Directions for this task:
Output every record word for word.

[Data records]
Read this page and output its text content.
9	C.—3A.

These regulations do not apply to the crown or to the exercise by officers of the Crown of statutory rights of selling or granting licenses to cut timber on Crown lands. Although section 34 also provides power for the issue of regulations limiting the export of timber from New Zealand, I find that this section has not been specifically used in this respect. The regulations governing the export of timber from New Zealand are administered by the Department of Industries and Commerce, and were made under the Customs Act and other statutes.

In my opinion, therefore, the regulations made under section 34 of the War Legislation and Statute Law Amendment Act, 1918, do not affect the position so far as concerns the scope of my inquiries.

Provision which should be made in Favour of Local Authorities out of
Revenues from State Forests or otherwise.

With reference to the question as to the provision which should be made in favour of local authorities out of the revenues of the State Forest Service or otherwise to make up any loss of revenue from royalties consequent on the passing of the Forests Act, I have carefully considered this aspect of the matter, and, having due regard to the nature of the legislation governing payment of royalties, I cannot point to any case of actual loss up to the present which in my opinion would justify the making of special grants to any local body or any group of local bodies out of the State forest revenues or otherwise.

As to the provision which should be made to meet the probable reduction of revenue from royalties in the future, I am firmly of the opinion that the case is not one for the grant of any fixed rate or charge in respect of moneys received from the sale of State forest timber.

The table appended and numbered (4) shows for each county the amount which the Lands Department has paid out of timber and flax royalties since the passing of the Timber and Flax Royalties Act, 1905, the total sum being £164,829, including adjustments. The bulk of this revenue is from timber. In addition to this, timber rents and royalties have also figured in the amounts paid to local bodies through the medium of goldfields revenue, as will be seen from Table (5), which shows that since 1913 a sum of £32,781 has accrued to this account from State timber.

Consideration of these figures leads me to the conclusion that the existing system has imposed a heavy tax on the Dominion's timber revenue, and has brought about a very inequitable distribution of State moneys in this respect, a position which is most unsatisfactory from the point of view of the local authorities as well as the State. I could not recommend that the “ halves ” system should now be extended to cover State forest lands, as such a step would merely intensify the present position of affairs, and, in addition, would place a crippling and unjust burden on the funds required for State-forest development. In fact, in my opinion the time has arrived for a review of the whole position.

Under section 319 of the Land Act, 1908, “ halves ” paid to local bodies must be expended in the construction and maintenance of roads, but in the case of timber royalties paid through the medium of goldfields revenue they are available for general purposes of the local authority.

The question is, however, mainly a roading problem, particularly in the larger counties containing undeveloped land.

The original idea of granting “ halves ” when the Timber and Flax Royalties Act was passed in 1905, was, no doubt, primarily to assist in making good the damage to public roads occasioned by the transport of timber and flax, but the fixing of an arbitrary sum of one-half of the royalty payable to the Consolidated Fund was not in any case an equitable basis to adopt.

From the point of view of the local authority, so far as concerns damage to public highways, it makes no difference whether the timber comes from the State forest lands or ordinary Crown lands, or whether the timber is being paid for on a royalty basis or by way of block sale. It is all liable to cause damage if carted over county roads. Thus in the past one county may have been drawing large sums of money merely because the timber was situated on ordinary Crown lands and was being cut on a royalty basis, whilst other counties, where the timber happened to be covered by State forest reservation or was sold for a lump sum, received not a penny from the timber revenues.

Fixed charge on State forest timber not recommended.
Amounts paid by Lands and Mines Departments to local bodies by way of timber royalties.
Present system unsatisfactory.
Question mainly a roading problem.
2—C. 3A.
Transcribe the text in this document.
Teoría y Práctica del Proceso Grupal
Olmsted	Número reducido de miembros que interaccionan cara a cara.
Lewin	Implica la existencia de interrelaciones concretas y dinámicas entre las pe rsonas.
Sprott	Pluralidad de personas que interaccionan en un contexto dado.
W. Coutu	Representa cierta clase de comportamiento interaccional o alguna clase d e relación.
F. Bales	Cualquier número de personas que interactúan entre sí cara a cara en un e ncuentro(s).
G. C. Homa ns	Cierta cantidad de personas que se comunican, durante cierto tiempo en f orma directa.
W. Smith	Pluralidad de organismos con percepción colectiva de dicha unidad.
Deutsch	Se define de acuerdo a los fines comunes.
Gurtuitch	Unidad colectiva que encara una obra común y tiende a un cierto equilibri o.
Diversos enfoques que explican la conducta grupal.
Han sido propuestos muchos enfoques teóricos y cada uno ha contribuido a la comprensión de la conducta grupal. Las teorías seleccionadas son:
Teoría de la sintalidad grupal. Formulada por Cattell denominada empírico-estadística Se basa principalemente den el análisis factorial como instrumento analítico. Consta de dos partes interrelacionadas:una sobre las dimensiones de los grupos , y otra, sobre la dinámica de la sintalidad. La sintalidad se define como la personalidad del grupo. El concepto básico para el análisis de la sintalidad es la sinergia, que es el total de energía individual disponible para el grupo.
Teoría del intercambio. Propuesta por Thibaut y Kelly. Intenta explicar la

Correct response:
Read this page and output its text content.
9	C.—3A.

These regulations do not apply to the crown or to the exercise by officers of the Crown of statutory rights of selling or granting licenses to cut timber on Crown lands. Although section 34 also provides power for the issue of regulations limiting the export of timber from New Zealand, I find that this section has not been specifically used in this respect. The regulations governing the export of timber from New Zealand are administered by the Department of Industries and Commerce, and were made under the Customs Act and other statutes.

In my opinion, therefore, the regulations made under section 34 of the War Legislation and Statute Law Amendment Act, 1918, do not affect the position so far as concerns the scope of my inquiries.

Provision which should be made in Favour of Local Authorities out of
Revenues from State Forests or otherwise.

With reference to the question as to the provision which should be made in favour of local authorities out of the revenues of the State Forest Service or otherwise to make up any loss of revenue from royalties consequent on the passing of the Forests Act, I have carefully considered this aspect of the matter, and, having due regard to the nature of the legislation governing payment of royalties, I cannot point to any case of actual loss up to the present which in my opinion would justify the making of special grants to any local body or any group of local bodies out of the State forest revenues or otherwise.

As to the provision which should be made to meet the probable reduction of revenue from royalties in the future, I am firmly of the opinion that the case is not one for the grant of any fixed rate or charge in respect of moneys received from the sale of State forest timber.

The table appended and numbered (4) shows for each county the amount which the Lands Department has paid out of timber and flax royalties since the passing of the Timber and Flax Royalties Act, 1905, the total sum being £164,829, including adjustments. The bulk of this revenue is from timber. In addition to this, timber rents and royalties have also figured in the amounts paid to local bodies through the medium of goldfields revenue, as will be seen from Table (5), which shows that since 1913 a sum of £32,781 has accrued to this account from State timber.

Consideration of these figures leads me to the conclusion that the existing system has imposed a heavy tax on the Dominion's timber revenue, and has brought about a very inequitable distribution of State moneys in this respect, a position which is most unsatisfactory from the point of view of the local authorities as well as the State. I could not recommend that the “ halves ” system should now be extended to cover State forest lands, as such a step would merely intensify the present position of affairs, and, in addition, would place a crippling and unjust burden on the funds required for State-forest development. In fact, in my opinion the time has arrived for a review of the whole position.

Under section 319 of the Land Act, 1908, “ halves ” paid to local bodies must be expended in the construction and maintenance of roads, but in the case of timber royalties paid through the medium of goldfields revenue they are available for general purposes of the local authority.

The question is, however, mainly a roading problem, particularly in the larger counties containing undeveloped land.

The original idea of granting “ halves ” when the Timber and Flax Royalties Act was passed in 1905, was, no doubt, primarily to assist in making good the damage to public roads occasioned by the transport of timber and flax, but the fixing of an arbitrary sum of one-half of the royalty payable to the Consolidated Fund was not in any case an equitable basis to adopt.

From the point of view of the local authority, so far as concerns damage to public highways, it makes no difference whether the timber comes from the State forest lands or ordinary Crown lands, or whether the timber is being paid for on a royalty basis or by way of block sale. It is all liable to cause damage if carted over county roads. Thus in the past one county may have been drawing large sums of money merely because the timber was situated on ordinary Crown lands and was being cut on a royalty basis, whilst other counties, where the timber happened to be covered by State forest reservation or was sold for a lump sum, received not a penny from the timber revenues.

Fixed charge on State forest timber not recommended.
Amounts paid by Lands and Mines Departments to local bodies by way of timber royalties.
Present system unsatisfactory.
Question mainly a roading problem.
2—C. 3A.
Transcribe the text in this document.
Teoría y Práctica del Proceso Grupal
Olmsted	Número reducido de miembros que interaccionan cara a cara.
Lewin	Implica la existencia de interrelaciones concretas y dinámicas entre las pe rsonas.
Sprott	Pluralidad de personas que interaccionan en un contexto dado.
W. Coutu	Representa cierta clase de comportamiento interaccional o alguna clase d e relación.
F. Bales	Cualquier número de personas que interactúan entre sí cara a cara en un e ncuentro(s).
G. C. Homa ns	Cierta cantidad de personas que se comunican, durante cierto tiempo en f orma directa.
W. Smith	Pluralidad de organismos con percepción colectiva de dicha unidad.
Deutsch	Se define de acuerdo a los fines comunes.
Gurtuitch	Unidad colectiva que encara una obra común y tiende a un cierto equilibri o.
Diversos enfoques que explican la conducta grupal.
Han sido propuestos muchos enfoques teóricos y cada uno ha contribuido a la comprensión de la conducta grupal. Las teorías seleccionadas son:
Teoría de la sintalidad grupal. Formulada por Cattell denominada empírico-estadística Se basa principalemente den el análisis factorial como instrumento analítico. Consta de dos partes interrelacionadas:una sobre las dimensiones de los grupos , y otra, sobre la dinámica de la sintalidad. La sintalidad se define como la personalidad del grupo. El concepto básico para el análisis de la sintalidad es la sinergia, que es el total de energía individual disponible para el grupo.
Teoría del intercambio. Propuesta por Thibaut y Kelly. Intenta explicar la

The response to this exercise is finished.